#### SUPPLIED INFORMATION

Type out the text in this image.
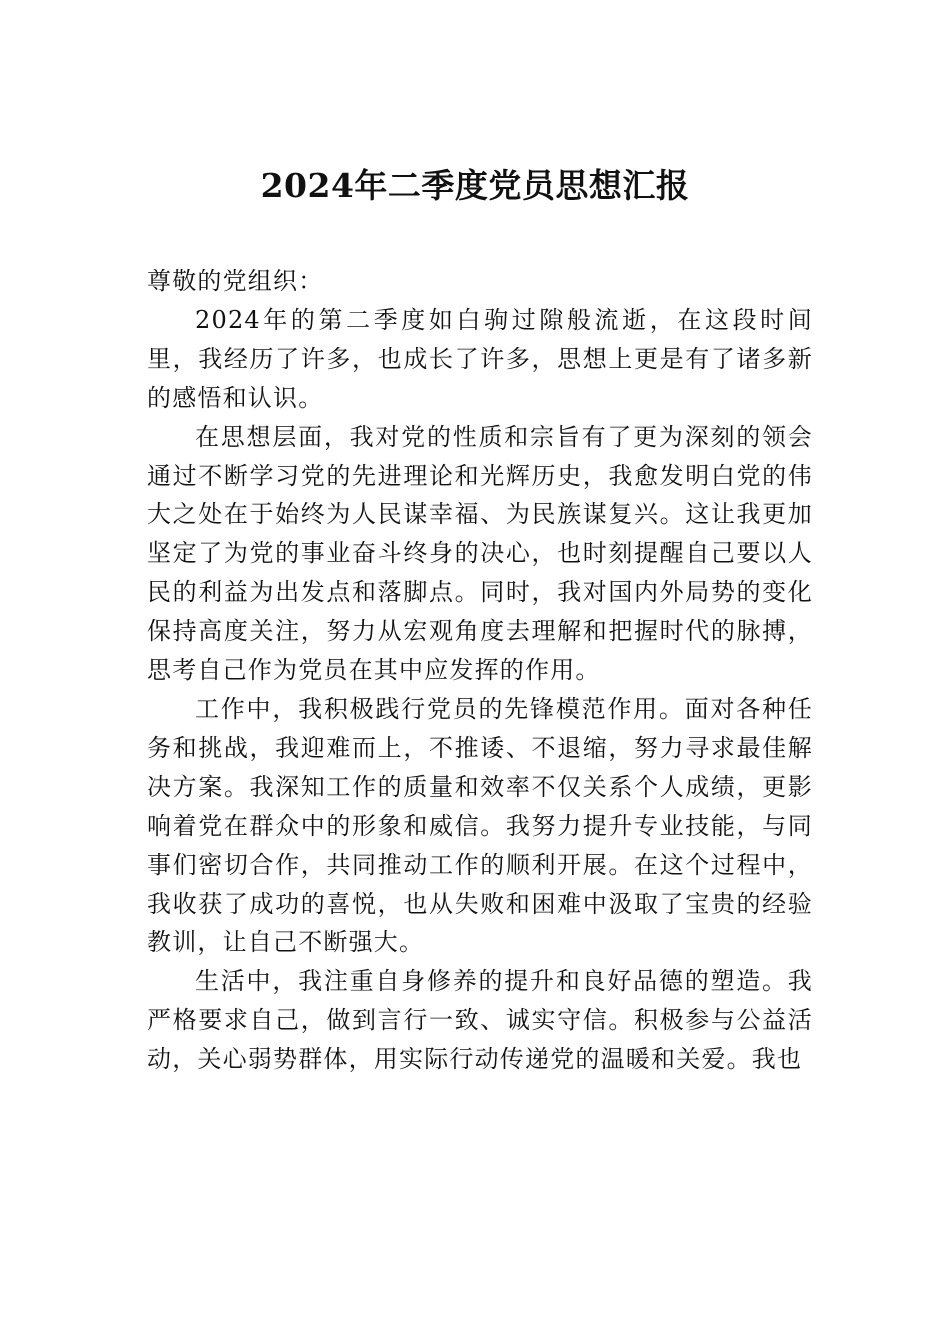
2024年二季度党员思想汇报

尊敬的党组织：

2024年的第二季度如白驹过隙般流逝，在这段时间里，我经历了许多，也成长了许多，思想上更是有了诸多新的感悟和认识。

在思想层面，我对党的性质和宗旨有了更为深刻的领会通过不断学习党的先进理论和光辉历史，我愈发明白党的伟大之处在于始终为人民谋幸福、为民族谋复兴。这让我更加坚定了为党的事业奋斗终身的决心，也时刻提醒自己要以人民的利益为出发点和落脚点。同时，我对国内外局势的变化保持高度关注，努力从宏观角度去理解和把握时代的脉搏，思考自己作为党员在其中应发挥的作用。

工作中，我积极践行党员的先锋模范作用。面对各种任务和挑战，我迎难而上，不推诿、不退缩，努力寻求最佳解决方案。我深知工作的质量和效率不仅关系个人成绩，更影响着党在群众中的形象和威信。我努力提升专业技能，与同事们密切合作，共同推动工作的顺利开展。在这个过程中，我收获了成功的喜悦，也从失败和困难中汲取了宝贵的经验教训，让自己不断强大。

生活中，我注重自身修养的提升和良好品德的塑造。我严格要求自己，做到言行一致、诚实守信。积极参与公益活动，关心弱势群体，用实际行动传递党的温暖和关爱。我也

########
#### SUPPLIED INFORMATION

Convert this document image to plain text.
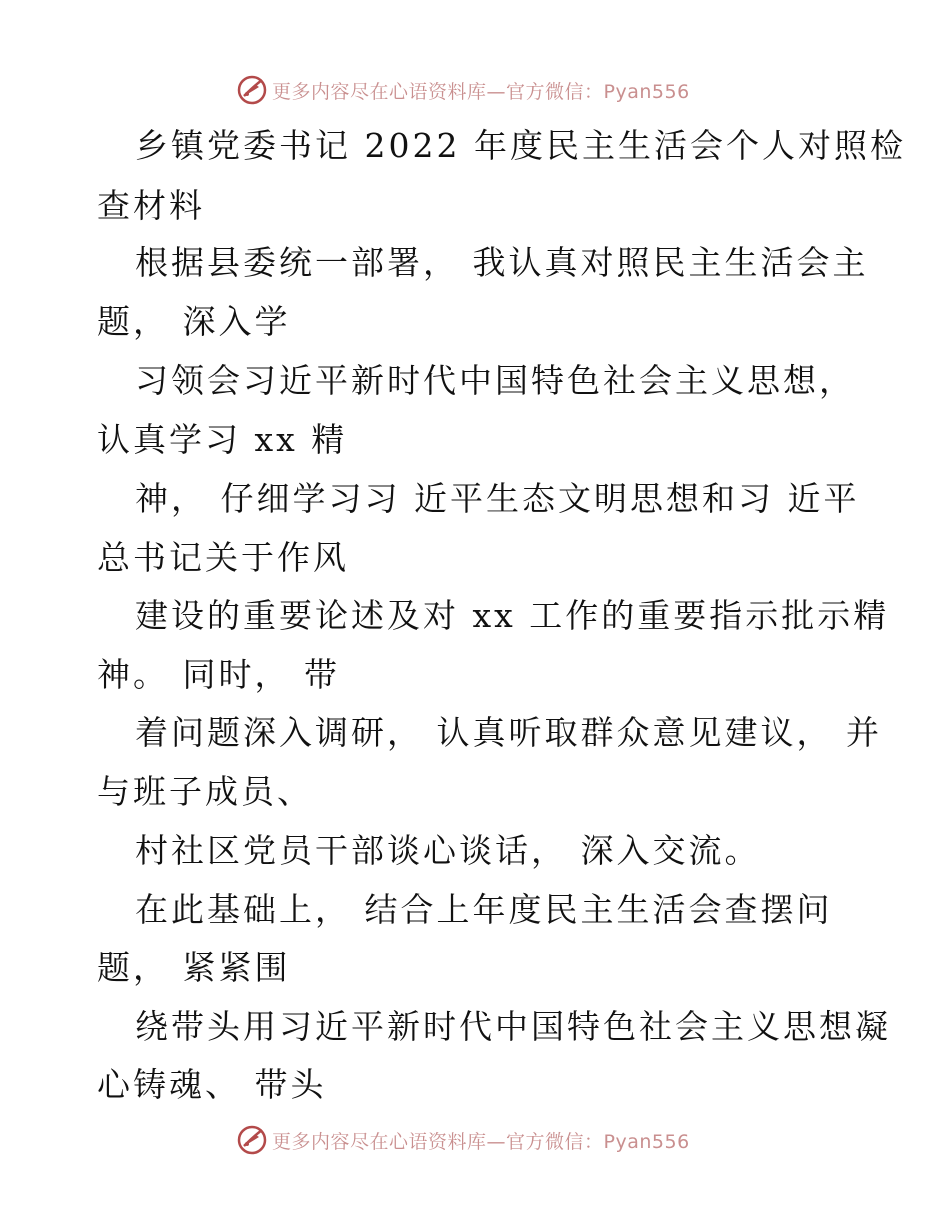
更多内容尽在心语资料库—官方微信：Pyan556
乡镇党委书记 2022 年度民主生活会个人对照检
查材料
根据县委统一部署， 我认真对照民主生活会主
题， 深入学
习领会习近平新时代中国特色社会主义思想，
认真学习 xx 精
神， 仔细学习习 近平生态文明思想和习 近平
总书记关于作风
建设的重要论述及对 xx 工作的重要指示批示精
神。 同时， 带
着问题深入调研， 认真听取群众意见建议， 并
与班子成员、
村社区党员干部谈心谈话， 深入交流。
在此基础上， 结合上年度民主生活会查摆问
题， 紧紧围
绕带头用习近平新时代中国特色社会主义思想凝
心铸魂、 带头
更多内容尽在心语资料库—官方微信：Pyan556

########
#### SUPPLIED INFORMATION

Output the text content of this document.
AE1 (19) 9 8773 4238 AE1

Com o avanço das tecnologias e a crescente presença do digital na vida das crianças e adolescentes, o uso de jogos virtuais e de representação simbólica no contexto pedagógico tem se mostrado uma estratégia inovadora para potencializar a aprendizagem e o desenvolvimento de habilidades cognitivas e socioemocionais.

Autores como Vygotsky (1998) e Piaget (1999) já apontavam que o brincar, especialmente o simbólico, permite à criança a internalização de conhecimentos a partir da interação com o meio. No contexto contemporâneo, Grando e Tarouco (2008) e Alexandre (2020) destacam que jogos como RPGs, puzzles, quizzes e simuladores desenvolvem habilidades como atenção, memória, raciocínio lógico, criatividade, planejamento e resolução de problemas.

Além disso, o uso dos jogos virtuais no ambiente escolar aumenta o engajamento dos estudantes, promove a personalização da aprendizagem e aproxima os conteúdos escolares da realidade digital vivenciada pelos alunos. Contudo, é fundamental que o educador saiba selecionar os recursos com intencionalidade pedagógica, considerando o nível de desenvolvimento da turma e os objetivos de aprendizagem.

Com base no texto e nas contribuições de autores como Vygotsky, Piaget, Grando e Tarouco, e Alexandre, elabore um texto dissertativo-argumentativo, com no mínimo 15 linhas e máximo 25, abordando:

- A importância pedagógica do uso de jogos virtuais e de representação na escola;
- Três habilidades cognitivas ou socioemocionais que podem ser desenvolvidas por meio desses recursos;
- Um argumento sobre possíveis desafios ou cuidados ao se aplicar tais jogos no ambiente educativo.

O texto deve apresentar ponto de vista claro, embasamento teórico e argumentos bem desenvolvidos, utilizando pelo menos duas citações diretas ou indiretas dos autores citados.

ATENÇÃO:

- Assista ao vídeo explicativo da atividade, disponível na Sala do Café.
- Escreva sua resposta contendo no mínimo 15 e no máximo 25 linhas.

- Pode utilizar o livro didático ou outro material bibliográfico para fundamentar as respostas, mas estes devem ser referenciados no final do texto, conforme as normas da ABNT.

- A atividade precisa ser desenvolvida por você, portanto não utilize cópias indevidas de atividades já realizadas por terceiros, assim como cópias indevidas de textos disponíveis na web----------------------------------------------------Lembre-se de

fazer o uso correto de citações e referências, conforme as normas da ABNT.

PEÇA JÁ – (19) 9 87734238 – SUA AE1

########

WHAT THIS TASK INVOLVES: Find each line holding the word "mínimo" and copy it.

RESPONSE:
Com base no texto e nas contribuições de autores como Vygotsky, Piaget, Grando e Tarouco, e Alexandre, elabore um texto dissertativo-argumentativo, com no mínimo 15 linhas e máximo 25, abordando:
- Escreva sua resposta contendo no mínimo 15 e no máximo 25 linhas.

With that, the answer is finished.